## WRITTEN TASK
Extract every line that contains the word "subtitle".

○ ○ ○ ○

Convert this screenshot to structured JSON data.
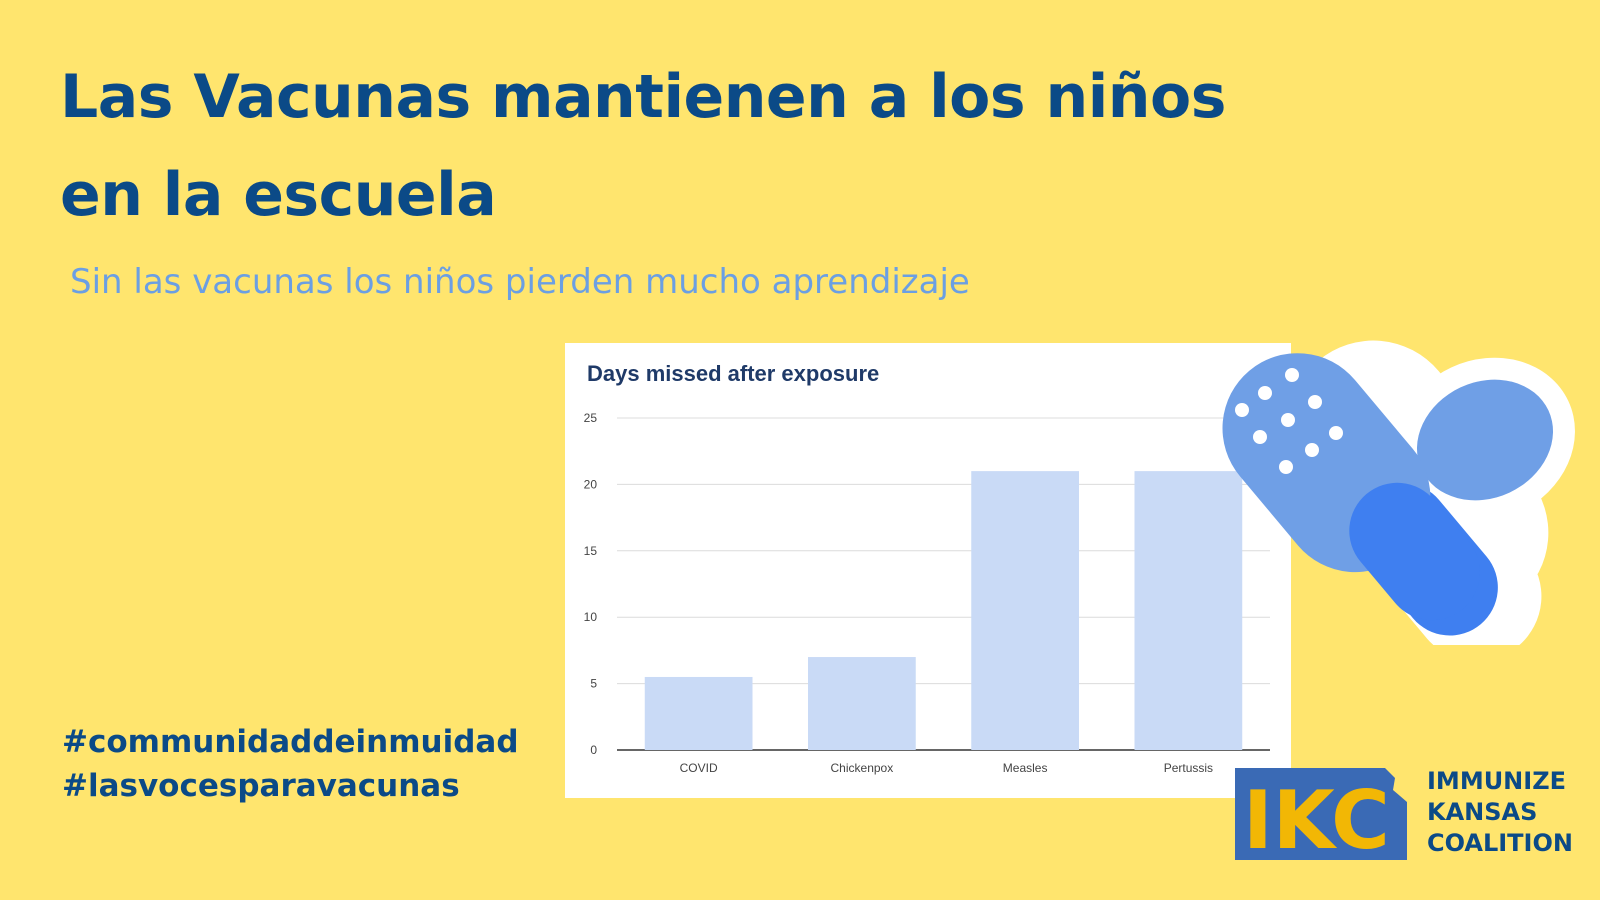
{
  "title_line1": "Las Vacunas mantienen a los niños",
  "title_line2": "en la escuela",
  "subtitle": "Sin las vacunas los niños pierden mucho aprendizaje",
  "hashtags": [
    "#communidaddeinmuidad",
    "#lasvocesparavacunas"
  ],
  "logo": {
    "mark": "IKC",
    "line1": "IMMUNIZE",
    "line2": "KANSAS",
    "line3": "COALITION"
  },
  "colors": {
    "background": "#ffe56e",
    "title": "#0b4a87",
    "subtitle": "#6b9fe3",
    "bar": "#c9daf6",
    "logo_blue": "#3a6ab5",
    "logo_gold": "#f2b705"
  },
  "chart_data": {
    "type": "bar",
    "title": "Days missed after exposure",
    "xlabel": "",
    "ylabel": "",
    "categories": [
      "COVID",
      "Chickenpox",
      "Measles",
      "Pertussis"
    ],
    "values": [
      5.5,
      7,
      21,
      21
    ],
    "ylim": [
      0,
      25
    ],
    "yticks": [
      0,
      5,
      10,
      15,
      20,
      25
    ],
    "grid": true,
    "legend": "none"
  }
}
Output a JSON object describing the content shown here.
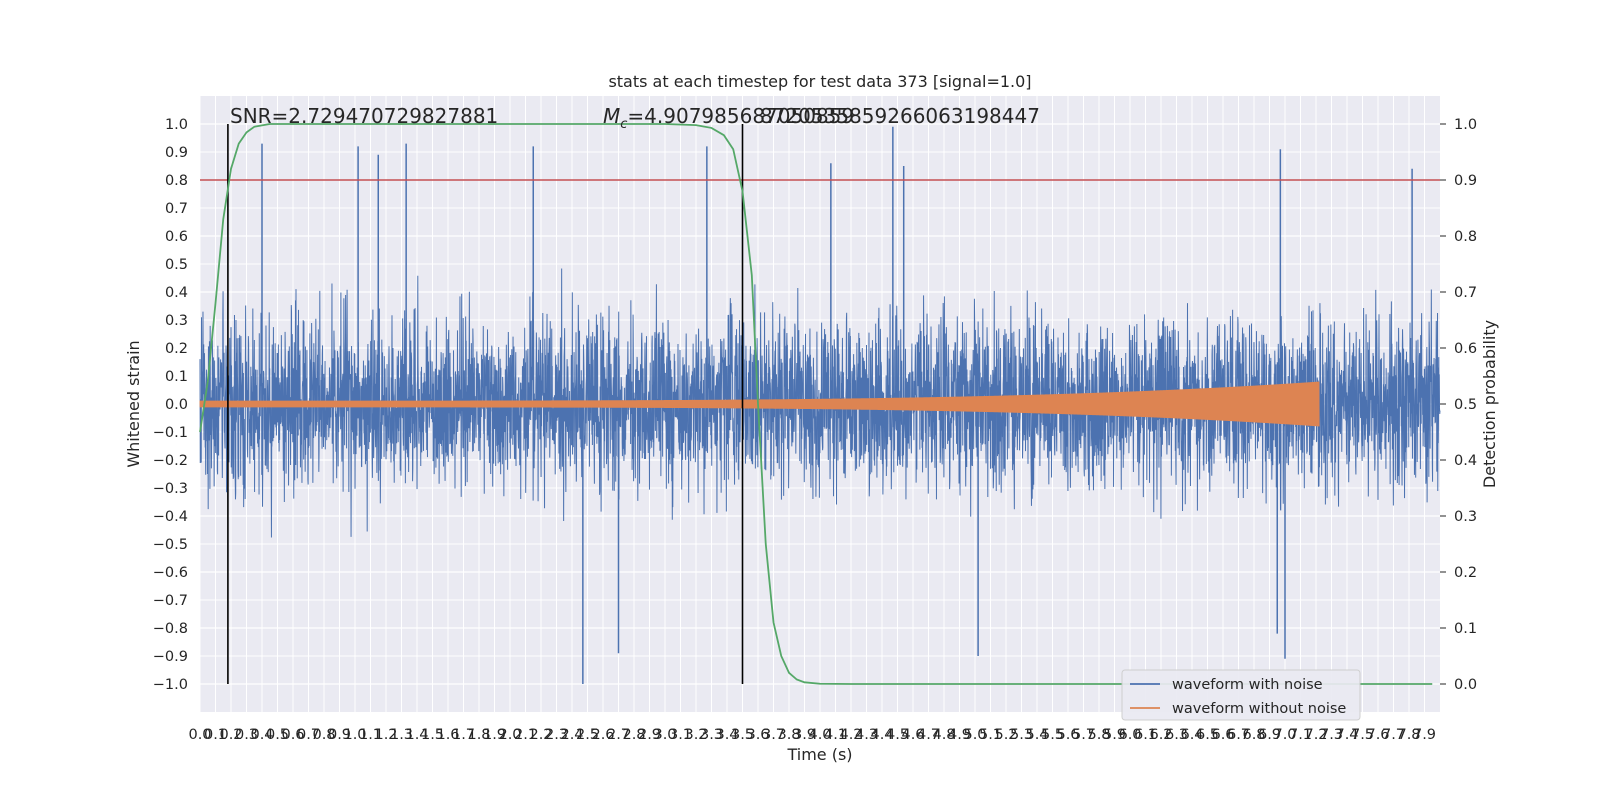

○ ○ ○ ○

## SOLUTION TO THE EXERCISE
  "subtitle": "Sin las vacunas los niños pierden mucho aprendizaje",
    "subtitle": "#6b9fe3",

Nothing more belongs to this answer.